#### EXERCISE:
Take the entries below and print all of them exactly, please.

Records from a dataset:
════

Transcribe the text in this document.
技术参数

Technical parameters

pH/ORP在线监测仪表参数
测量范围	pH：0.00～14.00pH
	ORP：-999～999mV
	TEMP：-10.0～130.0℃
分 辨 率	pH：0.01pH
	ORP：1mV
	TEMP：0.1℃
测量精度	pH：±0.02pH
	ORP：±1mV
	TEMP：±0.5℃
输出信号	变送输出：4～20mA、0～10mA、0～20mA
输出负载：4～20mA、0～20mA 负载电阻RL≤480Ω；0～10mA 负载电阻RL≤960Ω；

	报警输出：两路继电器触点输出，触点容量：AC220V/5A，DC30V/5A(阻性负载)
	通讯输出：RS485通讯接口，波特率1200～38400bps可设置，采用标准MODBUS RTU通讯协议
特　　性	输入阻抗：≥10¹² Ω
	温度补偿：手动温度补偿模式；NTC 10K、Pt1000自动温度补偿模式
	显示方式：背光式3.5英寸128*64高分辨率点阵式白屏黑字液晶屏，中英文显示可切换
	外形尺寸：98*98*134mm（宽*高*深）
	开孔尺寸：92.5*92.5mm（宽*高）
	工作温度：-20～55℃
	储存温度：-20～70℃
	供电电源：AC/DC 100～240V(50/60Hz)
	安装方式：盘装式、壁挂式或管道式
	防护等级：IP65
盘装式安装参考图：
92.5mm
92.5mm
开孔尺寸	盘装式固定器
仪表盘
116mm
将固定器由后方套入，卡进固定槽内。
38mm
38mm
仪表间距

════

#### REPLY:
Transcribe the text in this document.
技术参数

Technical parameters

pH/ORP在线监测仪表参数
测量范围	pH：0.00～14.00pH
	ORP：-999～999mV
	TEMP：-10.0～130.0℃
分 辨 率	pH：0.01pH
	ORP：1mV
	TEMP：0.1℃
测量精度	pH：±0.02pH
	ORP：±1mV
	TEMP：±0.5℃
输出信号	变送输出：4～20mA、0～10mA、0～20mA
输出负载：4～20mA、0～20mA 负载电阻RL≤480Ω；0～10mA 负载电阻RL≤960Ω；

	报警输出：两路继电器触点输出，触点容量：AC220V/5A，DC30V/5A(阻性负载)
	通讯输出：RS485通讯接口，波特率1200～38400bps可设置，采用标准MODBUS RTU通讯协议
特　　性	输入阻抗：≥10¹² Ω
	温度补偿：手动温度补偿模式；NTC 10K、Pt1000自动温度补偿模式
	显示方式：背光式3.5英寸128*64高分辨率点阵式白屏黑字液晶屏，中英文显示可切换
	外形尺寸：98*98*134mm（宽*高*深）
	开孔尺寸：92.5*92.5mm（宽*高）
	工作温度：-20～55℃
	储存温度：-20～70℃
	供电电源：AC/DC 100～240V(50/60Hz)
	安装方式：盘装式、壁挂式或管道式
	防护等级：IP65
盘装式安装参考图：
92.5mm
92.5mm
开孔尺寸	盘装式固定器
仪表盘
116mm
将固定器由后方套入，卡进固定槽内。
38mm
38mm
仪表间距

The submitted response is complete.